EXERCISE PROMPT >> Copy exactly the last part of the entries, starting from the line with "Transcribe this image's" and including the final line.

==== STORED ROWS ====

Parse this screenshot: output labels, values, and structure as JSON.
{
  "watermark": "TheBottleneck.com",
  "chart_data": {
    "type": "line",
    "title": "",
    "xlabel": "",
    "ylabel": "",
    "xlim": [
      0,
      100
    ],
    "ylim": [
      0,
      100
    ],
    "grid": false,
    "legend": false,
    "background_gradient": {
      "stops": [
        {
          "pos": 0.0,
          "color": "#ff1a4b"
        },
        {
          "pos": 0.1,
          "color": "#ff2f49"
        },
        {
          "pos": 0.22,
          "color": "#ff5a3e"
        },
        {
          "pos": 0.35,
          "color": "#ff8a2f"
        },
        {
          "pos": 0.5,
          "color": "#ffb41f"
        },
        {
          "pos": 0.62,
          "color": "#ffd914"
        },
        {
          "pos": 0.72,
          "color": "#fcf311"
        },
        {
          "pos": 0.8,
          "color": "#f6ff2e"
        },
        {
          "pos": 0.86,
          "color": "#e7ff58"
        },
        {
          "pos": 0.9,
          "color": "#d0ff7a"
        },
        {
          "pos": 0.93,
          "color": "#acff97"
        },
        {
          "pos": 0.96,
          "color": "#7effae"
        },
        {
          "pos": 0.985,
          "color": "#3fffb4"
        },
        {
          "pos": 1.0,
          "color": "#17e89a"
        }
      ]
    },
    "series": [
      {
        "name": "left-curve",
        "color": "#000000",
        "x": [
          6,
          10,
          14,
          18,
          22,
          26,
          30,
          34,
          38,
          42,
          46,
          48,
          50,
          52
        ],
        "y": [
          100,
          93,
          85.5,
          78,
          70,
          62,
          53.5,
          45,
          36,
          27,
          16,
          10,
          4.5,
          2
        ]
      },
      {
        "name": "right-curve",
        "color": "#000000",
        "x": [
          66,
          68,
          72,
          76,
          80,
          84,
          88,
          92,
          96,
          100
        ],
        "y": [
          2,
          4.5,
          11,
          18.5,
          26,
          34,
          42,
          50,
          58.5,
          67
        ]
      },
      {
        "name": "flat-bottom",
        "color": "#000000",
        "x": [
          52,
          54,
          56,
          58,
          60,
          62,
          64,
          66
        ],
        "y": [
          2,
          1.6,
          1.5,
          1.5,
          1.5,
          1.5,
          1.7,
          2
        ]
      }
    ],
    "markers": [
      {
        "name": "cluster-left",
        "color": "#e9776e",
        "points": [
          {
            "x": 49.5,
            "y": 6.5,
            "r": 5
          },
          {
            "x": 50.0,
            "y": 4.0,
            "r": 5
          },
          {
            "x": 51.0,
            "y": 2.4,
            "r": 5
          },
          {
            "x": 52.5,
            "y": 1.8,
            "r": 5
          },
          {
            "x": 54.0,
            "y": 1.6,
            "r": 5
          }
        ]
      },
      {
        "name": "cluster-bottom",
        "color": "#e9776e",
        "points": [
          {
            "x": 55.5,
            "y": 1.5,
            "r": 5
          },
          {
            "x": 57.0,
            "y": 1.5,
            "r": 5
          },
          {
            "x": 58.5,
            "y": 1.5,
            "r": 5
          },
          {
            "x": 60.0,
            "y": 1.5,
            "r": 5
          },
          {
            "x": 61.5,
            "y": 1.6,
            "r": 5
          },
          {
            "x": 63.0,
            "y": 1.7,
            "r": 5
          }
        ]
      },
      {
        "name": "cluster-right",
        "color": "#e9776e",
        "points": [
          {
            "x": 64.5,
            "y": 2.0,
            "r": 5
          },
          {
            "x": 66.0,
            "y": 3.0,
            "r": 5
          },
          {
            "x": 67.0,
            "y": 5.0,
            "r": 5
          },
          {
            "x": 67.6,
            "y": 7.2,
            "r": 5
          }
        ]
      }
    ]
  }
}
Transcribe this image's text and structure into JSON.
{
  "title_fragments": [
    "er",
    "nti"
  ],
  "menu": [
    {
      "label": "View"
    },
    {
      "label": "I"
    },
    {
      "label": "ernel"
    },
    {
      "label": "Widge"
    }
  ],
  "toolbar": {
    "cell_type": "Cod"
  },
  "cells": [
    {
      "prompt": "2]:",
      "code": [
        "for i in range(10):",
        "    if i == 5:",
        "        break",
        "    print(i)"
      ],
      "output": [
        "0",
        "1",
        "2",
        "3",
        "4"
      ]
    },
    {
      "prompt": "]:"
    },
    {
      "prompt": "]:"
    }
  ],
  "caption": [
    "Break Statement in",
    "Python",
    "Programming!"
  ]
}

====

SOLUTION FOR THIS TASK >>
Transcribe this image's text and structure into JSON.
{
  "title_fragments": [
    "er",
    "nti"
  ],
  "menu": [
    {
      "label": "View"
    },
    {
      "label": "I"
    },
    {
      "label": "ernel"
    },
    {
      "label": "Widge"
    }
  ],
  "toolbar": {
    "cell_type": "Cod"
  },
  "cells": [
    {
      "prompt": "2]:",
      "code": [
        "for i in range(10):",
        "    if i == 5:",
        "        break",
        "    print(i)"
      ],
      "output": [
        "0",
        "1",
        "2",
        "3",
        "4"
      ]
    },
    {
      "prompt": "]:"
    },
    {
      "prompt": "]:"
    }
  ],
  "caption": [
    "Break Statement in",
    "Python",
    "Programming!"
  ]
}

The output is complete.